» **Exercise**
Could you write out the records below exactly as they appear?
──────
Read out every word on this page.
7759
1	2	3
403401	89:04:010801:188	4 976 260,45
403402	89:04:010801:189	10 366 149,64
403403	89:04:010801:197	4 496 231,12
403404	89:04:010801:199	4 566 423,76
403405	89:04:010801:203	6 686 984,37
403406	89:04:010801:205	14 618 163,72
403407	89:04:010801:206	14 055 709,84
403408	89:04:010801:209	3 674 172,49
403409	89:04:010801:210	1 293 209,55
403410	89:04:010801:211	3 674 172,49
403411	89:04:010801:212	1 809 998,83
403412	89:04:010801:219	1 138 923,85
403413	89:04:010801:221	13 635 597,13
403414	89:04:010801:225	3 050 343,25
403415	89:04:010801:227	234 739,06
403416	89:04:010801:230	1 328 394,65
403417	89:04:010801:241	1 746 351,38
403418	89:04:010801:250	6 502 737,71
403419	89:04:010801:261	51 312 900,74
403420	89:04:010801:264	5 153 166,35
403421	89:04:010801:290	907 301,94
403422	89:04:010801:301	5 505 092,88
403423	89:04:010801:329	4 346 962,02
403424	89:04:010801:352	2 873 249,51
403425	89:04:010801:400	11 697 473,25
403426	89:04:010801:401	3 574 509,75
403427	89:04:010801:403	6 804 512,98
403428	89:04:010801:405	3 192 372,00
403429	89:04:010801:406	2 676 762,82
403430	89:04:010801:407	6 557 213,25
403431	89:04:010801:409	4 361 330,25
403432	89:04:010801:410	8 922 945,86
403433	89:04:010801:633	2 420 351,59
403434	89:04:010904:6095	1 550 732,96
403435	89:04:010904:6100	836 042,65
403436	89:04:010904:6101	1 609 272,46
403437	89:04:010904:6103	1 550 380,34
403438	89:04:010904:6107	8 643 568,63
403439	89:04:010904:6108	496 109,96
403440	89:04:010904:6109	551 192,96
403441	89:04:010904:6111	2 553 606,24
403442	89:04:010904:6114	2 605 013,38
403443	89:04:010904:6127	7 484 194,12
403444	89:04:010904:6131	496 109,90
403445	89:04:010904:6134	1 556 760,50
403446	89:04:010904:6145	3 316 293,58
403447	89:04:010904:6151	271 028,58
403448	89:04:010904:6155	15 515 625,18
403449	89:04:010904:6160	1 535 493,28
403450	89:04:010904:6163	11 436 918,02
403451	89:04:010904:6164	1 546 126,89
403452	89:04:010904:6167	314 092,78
──────
» **Task result**
Read out every word on this page.
7759
1	2	3
403401	89:04:010801:188	4 976 260,45
403402	89:04:010801:189	10 366 149,64
403403	89:04:010801:197	4 496 231,12
403404	89:04:010801:199	4 566 423,76
403405	89:04:010801:203	6 686 984,37
403406	89:04:010801:205	14 618 163,72
403407	89:04:010801:206	14 055 709,84
403408	89:04:010801:209	3 674 172,49
403409	89:04:010801:210	1 293 209,55
403410	89:04:010801:211	3 674 172,49
403411	89:04:010801:212	1 809 998,83
403412	89:04:010801:219	1 138 923,85
403413	89:04:010801:221	13 635 597,13
403414	89:04:010801:225	3 050 343,25
403415	89:04:010801:227	234 739,06
403416	89:04:010801:230	1 328 394,65
403417	89:04:010801:241	1 746 351,38
403418	89:04:010801:250	6 502 737,71
403419	89:04:010801:261	51 312 900,74
403420	89:04:010801:264	5 153 166,35
403421	89:04:010801:290	907 301,94
403422	89:04:010801:301	5 505 092,88
403423	89:04:010801:329	4 346 962,02
403424	89:04:010801:352	2 873 249,51
403425	89:04:010801:400	11 697 473,25
403426	89:04:010801:401	3 574 509,75
403427	89:04:010801:403	6 804 512,98
403428	89:04:010801:405	3 192 372,00
403429	89:04:010801:406	2 676 762,82
403430	89:04:010801:407	6 557 213,25
403431	89:04:010801:409	4 361 330,25
403432	89:04:010801:410	8 922 945,86
403433	89:04:010801:633	2 420 351,59
403434	89:04:010904:6095	1 550 732,96
403435	89:04:010904:6100	836 042,65
403436	89:04:010904:6101	1 609 272,46
403437	89:04:010904:6103	1 550 380,34
403438	89:04:010904:6107	8 643 568,63
403439	89:04:010904:6108	496 109,96
403440	89:04:010904:6109	551 192,96
403441	89:04:010904:6111	2 553 606,24
403442	89:04:010904:6114	2 605 013,38
403443	89:04:010904:6127	7 484 194,12
403444	89:04:010904:6131	496 109,90
403445	89:04:010904:6134	1 556 760,50
403446	89:04:010904:6145	3 316 293,58
403447	89:04:010904:6151	271 028,58
403448	89:04:010904:6155	15 515 625,18
403449	89:04:010904:6160	1 535 493,28
403450	89:04:010904:6163	11 436 918,02
403451	89:04:010904:6164	1 546 126,89
403452	89:04:010904:6167	314 092,78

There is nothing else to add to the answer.